Every entry below should be transcribed exactly; pictures stay out of the copy.

◇ ◇ ◇ ◇

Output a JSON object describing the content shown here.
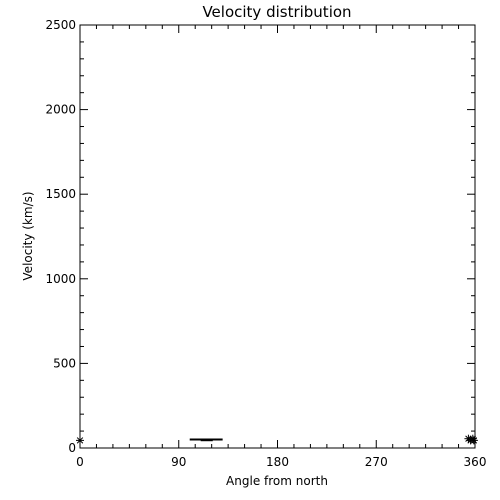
{
  "chart_data": {
    "type": "scatter",
    "title": "Velocity distribution",
    "xlabel": "Angle from north",
    "ylabel": "Velocity (km/s)",
    "xlim": [
      0,
      360
    ],
    "ylim": [
      0,
      2500
    ],
    "xticks": [
      0,
      90,
      180,
      270,
      360
    ],
    "yticks": [
      0,
      500,
      1000,
      1500,
      2000,
      2500
    ],
    "grid": false,
    "marker": "asterisk",
    "color": "#000000",
    "points": [
      {
        "x": 0,
        "y": 45
      },
      {
        "x": 354,
        "y": 55
      },
      {
        "x": 356,
        "y": 45
      },
      {
        "x": 358,
        "y": 55
      },
      {
        "x": 359,
        "y": 45
      }
    ],
    "segments": [
      {
        "x1": 100,
        "x2": 130,
        "y": 50
      },
      {
        "x1": 110,
        "x2": 121,
        "y": 46
      }
    ]
  }
}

◇ ◇ ◇ ◇

ANSWER FOR THIS EXERCISE:
Output a JSON object describing the content shown here.
{
  "chart_data": {
    "type": "scatter",
    "title": "Velocity distribution",
    "xlabel": "Angle from north",
    "ylabel": "Velocity (km/s)",
    "xlim": [
      0,
      360
    ],
    "ylim": [
      0,
      2500
    ],
    "xticks": [
      0,
      90,
      180,
      270,
      360
    ],
    "yticks": [
      0,
      500,
      1000,
      1500,
      2000,
      2500
    ],
    "grid": false,
    "marker": "asterisk",
    "color": "#000000",
    "points": [
      {
        "x": 0,
        "y": 45
      },
      {
        "x": 354,
        "y": 55
      },
      {
        "x": 356,
        "y": 45
      },
      {
        "x": 358,
        "y": 55
      },
      {
        "x": 359,
        "y": 45
      }
    ],
    "segments": [
      {
        "x1": 100,
        "x2": 130,
        "y": 50
      },
      {
        "x1": 110,
        "x2": 121,
        "y": 46
      }
    ]
  }
}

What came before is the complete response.